* BEGIN *

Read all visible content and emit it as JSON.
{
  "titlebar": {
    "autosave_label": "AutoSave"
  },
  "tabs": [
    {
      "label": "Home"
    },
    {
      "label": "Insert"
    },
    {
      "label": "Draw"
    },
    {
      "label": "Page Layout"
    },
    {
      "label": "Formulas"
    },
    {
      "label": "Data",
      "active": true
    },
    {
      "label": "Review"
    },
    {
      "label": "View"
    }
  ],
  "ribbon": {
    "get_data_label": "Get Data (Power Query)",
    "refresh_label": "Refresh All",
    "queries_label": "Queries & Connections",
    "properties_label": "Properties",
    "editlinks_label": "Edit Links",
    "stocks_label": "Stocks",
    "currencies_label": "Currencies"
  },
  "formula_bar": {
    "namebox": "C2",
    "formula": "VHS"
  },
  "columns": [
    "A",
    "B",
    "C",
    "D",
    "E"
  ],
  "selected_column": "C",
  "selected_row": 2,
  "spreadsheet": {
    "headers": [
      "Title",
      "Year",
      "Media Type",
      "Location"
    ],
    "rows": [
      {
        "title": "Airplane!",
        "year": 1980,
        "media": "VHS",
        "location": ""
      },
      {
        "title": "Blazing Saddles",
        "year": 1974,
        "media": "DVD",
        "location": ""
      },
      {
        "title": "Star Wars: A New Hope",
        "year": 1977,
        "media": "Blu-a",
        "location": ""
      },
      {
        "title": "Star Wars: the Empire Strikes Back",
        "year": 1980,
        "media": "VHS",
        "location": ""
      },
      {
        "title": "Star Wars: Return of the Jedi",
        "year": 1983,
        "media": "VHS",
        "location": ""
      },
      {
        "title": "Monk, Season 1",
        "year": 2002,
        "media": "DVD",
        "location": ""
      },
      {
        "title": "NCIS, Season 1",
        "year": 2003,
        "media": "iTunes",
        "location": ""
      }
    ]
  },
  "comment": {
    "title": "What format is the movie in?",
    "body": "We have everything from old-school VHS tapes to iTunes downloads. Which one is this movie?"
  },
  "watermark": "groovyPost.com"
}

* END *

◆ **Exercise details**
Every line of the material must be returned exactly as it appears.

◆ **Worked solution**
Read all visible content and emit it as JSON.
{
  "titlebar": {
    "autosave_label": "AutoSave"
  },
  "tabs": [
    {
      "label": "Home"
    },
    {
      "label": "Insert"
    },
    {
      "label": "Draw"
    },
    {
      "label": "Page Layout"
    },
    {
      "label": "Formulas"
    },
    {
      "label": "Data",
      "active": true
    },
    {
      "label": "Review"
    },
    {
      "label": "View"
    }
  ],
  "ribbon": {
    "get_data_label": "Get Data (Power Query)",
    "refresh_label": "Refresh All",
    "queries_label": "Queries & Connections",
    "properties_label": "Properties",
    "editlinks_label": "Edit Links",
    "stocks_label": "Stocks",
    "currencies_label": "Currencies"
  },
  "formula_bar": {
    "namebox": "C2",
    "formula": "VHS"
  },
  "columns": [
    "A",
    "B",
    "C",
    "D",
    "E"
  ],
  "selected_column": "C",
  "selected_row": 2,
  "spreadsheet": {
    "headers": [
      "Title",
      "Year",
      "Media Type",
      "Location"
    ],
    "rows": [
      {
        "title": "Airplane!",
        "year": 1980,
        "media": "VHS",
        "location": ""
      },
      {
        "title": "Blazing Saddles",
        "year": 1974,
        "media": "DVD",
        "location": ""
      },
      {
        "title": "Star Wars: A New Hope",
        "year": 1977,
        "media": "Blu-a",
        "location": ""
      },
      {
        "title": "Star Wars: the Empire Strikes Back",
        "year": 1980,
        "media": "VHS",
        "location": ""
      },
      {
        "title": "Star Wars: Return of the Jedi",
        "year": 1983,
        "media": "VHS",
        "location": ""
      },
      {
        "title": "Monk, Season 1",
        "year": 2002,
        "media": "DVD",
        "location": ""
      },
      {
        "title": "NCIS, Season 1",
        "year": 2003,
        "media": "iTunes",
        "location": ""
      }
    ]
  },
  "comment": {
    "title": "What format is the movie in?",
    "body": "We have everything from old-school VHS tapes to iTunes downloads. Which one is this movie?"
  },
  "watermark": "groovyPost.com"
}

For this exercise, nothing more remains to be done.